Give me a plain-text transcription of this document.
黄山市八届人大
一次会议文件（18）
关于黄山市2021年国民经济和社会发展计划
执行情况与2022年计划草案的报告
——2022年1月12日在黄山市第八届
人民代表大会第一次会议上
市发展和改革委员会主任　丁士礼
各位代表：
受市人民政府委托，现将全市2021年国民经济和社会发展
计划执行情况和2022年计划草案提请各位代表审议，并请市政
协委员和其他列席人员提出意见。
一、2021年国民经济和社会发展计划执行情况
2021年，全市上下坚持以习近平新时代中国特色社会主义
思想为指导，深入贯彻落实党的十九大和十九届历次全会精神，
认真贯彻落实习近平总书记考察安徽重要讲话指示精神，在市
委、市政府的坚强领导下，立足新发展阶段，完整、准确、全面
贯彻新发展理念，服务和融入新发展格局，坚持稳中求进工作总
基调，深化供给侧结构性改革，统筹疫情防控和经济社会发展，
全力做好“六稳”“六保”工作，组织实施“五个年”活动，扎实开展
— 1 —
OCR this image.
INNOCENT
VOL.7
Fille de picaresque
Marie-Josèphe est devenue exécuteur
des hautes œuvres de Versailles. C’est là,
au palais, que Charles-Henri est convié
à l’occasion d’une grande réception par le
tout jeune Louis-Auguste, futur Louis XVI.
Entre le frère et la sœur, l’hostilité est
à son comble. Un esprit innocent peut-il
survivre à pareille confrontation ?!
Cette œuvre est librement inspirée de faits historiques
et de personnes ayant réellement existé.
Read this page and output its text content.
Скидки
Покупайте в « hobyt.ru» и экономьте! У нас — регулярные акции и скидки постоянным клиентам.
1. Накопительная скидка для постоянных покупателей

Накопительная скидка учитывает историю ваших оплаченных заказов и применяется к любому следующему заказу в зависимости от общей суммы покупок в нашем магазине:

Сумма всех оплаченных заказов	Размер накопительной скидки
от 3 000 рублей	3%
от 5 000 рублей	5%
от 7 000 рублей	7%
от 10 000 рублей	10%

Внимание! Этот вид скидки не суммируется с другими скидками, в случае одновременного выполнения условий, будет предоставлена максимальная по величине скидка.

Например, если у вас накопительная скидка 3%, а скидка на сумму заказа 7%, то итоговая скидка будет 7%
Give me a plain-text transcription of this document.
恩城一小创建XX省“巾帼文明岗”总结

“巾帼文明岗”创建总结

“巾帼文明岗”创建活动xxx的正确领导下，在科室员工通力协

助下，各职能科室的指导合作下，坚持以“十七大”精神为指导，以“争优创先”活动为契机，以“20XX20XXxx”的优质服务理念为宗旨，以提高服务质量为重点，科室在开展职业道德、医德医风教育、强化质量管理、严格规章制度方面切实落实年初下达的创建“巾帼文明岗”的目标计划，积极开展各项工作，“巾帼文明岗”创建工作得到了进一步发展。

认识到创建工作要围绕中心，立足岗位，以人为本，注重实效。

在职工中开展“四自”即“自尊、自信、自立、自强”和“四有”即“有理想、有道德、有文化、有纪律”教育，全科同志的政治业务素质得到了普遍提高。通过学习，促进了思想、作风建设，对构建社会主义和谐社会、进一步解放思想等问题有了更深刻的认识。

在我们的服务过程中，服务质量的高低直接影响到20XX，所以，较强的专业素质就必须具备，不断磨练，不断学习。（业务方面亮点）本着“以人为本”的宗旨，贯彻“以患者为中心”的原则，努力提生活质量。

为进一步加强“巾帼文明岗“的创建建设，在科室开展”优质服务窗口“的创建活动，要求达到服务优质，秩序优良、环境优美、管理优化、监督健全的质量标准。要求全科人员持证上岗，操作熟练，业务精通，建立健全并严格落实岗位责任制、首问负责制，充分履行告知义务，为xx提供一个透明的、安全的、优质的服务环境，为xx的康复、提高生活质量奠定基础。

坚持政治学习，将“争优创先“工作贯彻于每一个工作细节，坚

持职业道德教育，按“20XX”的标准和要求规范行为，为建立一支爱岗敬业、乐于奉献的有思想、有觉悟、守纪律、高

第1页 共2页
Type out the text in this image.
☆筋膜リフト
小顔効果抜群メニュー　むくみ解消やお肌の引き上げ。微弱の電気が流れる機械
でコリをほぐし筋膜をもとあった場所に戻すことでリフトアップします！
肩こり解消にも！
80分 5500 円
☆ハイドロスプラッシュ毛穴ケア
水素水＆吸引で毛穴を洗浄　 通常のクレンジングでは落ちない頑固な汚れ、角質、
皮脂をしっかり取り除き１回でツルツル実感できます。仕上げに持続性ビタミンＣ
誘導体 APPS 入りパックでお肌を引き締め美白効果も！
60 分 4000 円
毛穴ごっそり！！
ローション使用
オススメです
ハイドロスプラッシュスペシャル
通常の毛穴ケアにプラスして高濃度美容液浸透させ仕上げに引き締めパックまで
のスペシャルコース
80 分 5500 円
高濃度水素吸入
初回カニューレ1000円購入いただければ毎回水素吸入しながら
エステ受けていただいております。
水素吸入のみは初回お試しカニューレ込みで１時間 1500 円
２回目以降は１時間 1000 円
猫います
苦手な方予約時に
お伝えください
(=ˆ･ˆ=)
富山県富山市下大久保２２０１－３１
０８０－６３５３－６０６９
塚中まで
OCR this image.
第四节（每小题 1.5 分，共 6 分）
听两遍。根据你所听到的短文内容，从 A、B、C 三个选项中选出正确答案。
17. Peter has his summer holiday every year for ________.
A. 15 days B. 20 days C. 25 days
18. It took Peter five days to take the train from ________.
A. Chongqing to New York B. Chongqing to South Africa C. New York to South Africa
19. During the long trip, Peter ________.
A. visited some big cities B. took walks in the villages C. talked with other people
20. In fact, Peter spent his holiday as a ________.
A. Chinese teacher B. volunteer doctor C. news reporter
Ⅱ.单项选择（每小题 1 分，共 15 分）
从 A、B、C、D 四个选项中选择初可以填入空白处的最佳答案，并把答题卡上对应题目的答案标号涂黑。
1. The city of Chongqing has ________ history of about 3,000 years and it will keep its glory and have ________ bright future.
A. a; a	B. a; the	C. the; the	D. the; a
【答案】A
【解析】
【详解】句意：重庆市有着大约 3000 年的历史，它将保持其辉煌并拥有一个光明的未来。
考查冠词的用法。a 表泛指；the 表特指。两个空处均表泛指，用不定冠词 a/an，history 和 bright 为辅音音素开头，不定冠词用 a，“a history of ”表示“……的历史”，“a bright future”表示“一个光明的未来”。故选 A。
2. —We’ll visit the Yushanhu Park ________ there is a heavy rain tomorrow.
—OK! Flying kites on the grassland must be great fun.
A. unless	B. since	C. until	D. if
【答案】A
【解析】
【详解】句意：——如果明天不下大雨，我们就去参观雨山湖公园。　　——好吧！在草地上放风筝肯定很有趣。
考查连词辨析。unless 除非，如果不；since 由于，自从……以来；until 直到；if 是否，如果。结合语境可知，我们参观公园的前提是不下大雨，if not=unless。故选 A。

_ _ _

• EXERCISE TASK:
Lines that include the word "since" are to be extracted from the data above.

• THE ANSWER:
A. unless	B. since	C. until	D. if
考查连词辨析。unless 除非，如果不；since 由于，自从……以来；until 直到；if 是否，如果。结合语境可知，我们参观公园的前提是不下大雨，if not=unless。故选 A。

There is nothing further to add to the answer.